Find the word "title" in the records below. List each line containing it.

═══ Entries supplied

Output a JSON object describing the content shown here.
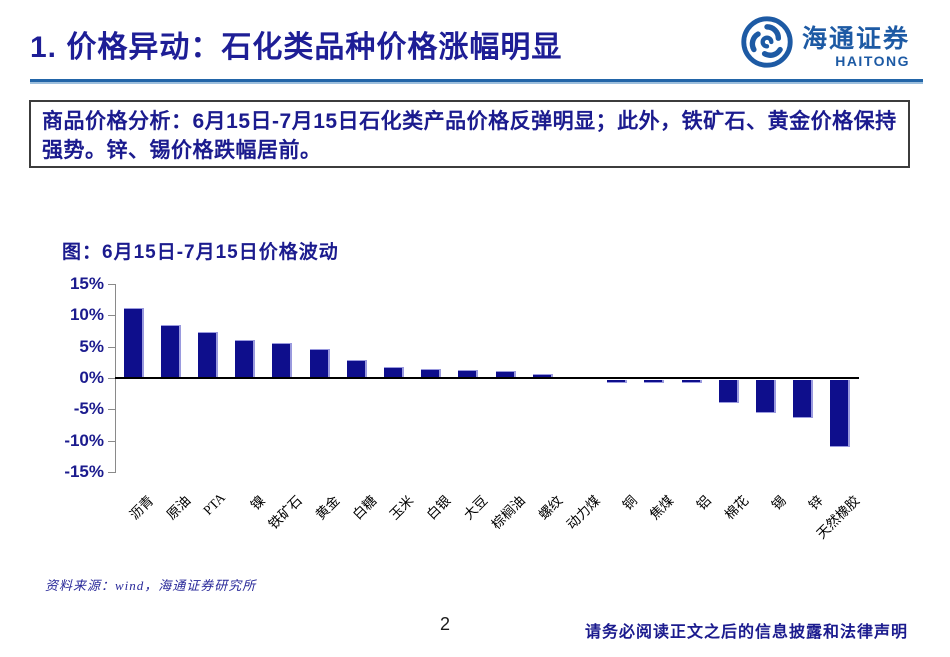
{
  "header": {
    "title": "1. 价格异动：石化类品种价格涨幅明显",
    "logo": {
      "cn": "海通证券",
      "en": "HAITONG"
    }
  },
  "summary": {
    "text": "商品价格分析：6月15日-7月15日石化类产品价格反弹明显；此外，铁矿石、黄金价格保持强势。锌、锡价格跌幅居前。"
  },
  "chart_data": {
    "type": "bar",
    "title": "图：6月15日-7月15日价格波动",
    "categories": [
      "沥青",
      "原油",
      "PTA",
      "镍",
      "铁矿石",
      "黄金",
      "白糖",
      "玉米",
      "白银",
      "大豆",
      "棕榈油",
      "螺纹",
      "动力煤",
      "铜",
      "焦煤",
      "铝",
      "棉花",
      "锡",
      "锌",
      "天然橡胶"
    ],
    "values": [
      11.2,
      8.4,
      7.4,
      6.0,
      5.6,
      4.6,
      2.9,
      1.8,
      1.5,
      1.3,
      1.1,
      0.6,
      0.2,
      -0.4,
      -0.4,
      -0.5,
      -3.7,
      -5.2,
      -6.0,
      -10.7
    ],
    "xlabel": "",
    "ylabel": "",
    "ylim": [
      -15,
      15
    ],
    "yticks": [
      15,
      10,
      5,
      0,
      -5,
      -10,
      -15
    ],
    "ytick_suffix": "%",
    "grid": false,
    "legend": "none",
    "bar_color": "#0e0e8c",
    "bar_edge_color": "#9a9ade"
  },
  "footer": {
    "source": "资料来源：wind，海通证券研究所",
    "page": "2",
    "disclaimer": "请务必阅读正文之后的信息披露和法律声明"
  }
}
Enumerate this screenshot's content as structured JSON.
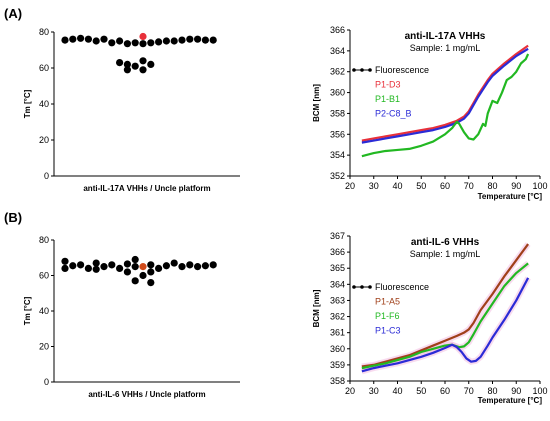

══════

The reply ->
    "title": "1. 价格异动：石化类品种价格涨幅明显",
    "title": "图：6月15日-7月15日价格波动",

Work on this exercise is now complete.